Saved data entries:
-- -- --

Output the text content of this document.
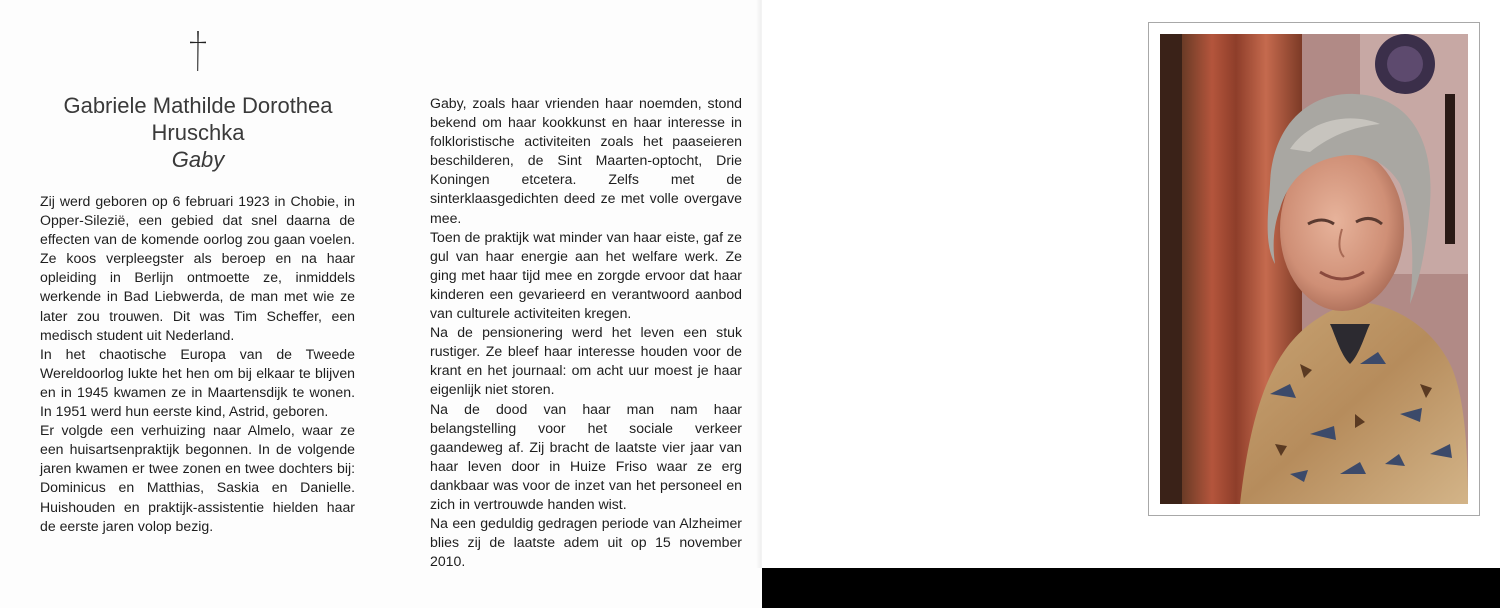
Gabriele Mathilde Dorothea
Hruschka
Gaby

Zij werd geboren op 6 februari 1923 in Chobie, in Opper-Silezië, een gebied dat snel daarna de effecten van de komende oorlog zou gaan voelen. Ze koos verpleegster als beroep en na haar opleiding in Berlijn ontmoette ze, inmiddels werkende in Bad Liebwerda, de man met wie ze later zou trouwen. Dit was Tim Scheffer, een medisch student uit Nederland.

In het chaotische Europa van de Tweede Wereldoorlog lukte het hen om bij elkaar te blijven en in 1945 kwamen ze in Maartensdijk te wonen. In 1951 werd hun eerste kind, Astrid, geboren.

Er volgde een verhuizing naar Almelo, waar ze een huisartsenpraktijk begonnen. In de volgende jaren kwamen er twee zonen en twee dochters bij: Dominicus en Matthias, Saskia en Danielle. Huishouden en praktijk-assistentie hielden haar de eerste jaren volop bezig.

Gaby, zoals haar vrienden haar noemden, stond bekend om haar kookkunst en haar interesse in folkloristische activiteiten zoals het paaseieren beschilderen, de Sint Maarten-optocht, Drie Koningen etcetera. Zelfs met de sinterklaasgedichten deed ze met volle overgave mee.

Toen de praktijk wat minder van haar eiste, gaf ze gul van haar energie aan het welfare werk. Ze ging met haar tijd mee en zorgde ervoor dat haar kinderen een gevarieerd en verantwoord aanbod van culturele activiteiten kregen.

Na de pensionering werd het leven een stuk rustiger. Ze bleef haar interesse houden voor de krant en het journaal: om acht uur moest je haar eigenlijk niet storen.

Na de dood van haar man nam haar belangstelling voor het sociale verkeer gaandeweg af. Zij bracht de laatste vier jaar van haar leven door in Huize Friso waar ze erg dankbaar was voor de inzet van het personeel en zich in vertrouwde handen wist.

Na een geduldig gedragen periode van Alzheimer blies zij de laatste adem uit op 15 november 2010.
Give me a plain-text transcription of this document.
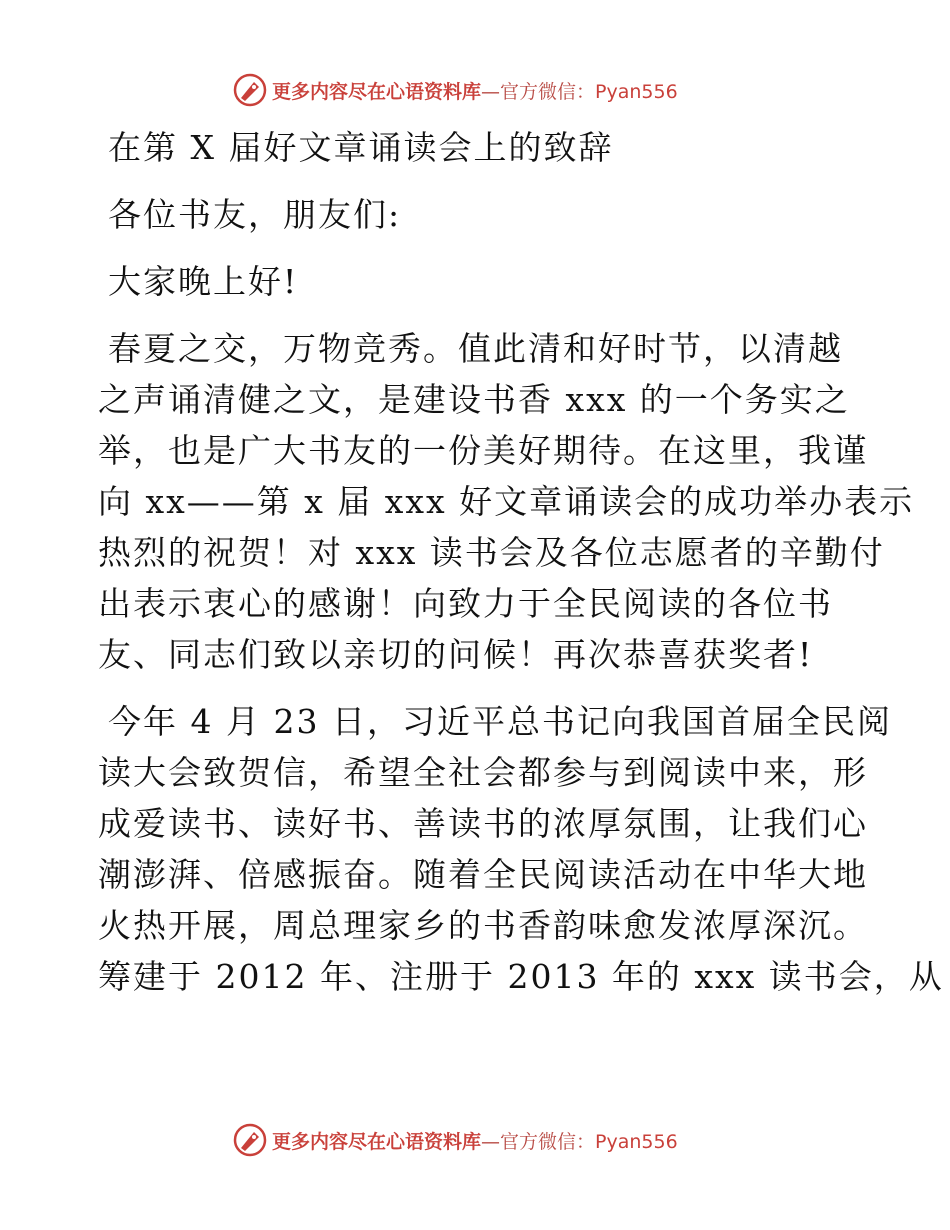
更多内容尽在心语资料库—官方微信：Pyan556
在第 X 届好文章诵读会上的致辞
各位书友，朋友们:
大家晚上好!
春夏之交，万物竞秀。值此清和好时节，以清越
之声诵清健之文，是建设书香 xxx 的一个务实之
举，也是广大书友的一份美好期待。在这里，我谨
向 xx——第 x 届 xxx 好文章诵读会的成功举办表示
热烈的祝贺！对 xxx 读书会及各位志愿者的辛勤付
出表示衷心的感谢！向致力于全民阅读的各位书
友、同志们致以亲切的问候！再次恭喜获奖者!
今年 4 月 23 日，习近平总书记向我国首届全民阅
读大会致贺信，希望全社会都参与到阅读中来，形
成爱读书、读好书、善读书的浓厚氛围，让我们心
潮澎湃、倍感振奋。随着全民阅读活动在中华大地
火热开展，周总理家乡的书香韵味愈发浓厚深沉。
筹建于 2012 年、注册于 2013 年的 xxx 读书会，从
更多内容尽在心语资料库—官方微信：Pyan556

-- -- --

Stated problem: Copy each line holding the word "interesse" from the listing above.

The completed task:
Gaby, zoals haar vrienden haar noemden, stond bekend om haar kookkunst en haar interesse in folkloristische activiteiten zoals het paaseieren beschilderen, de Sint Maarten-optocht, Drie Koningen etcetera. Zelfs met de sinterklaasgedichten deed ze met volle overgave mee.
Na de pensionering werd het leven een stuk rustiger. Ze bleef haar interesse houden voor de krant en het journaal: om acht uur moest je haar eigenlijk niet storen.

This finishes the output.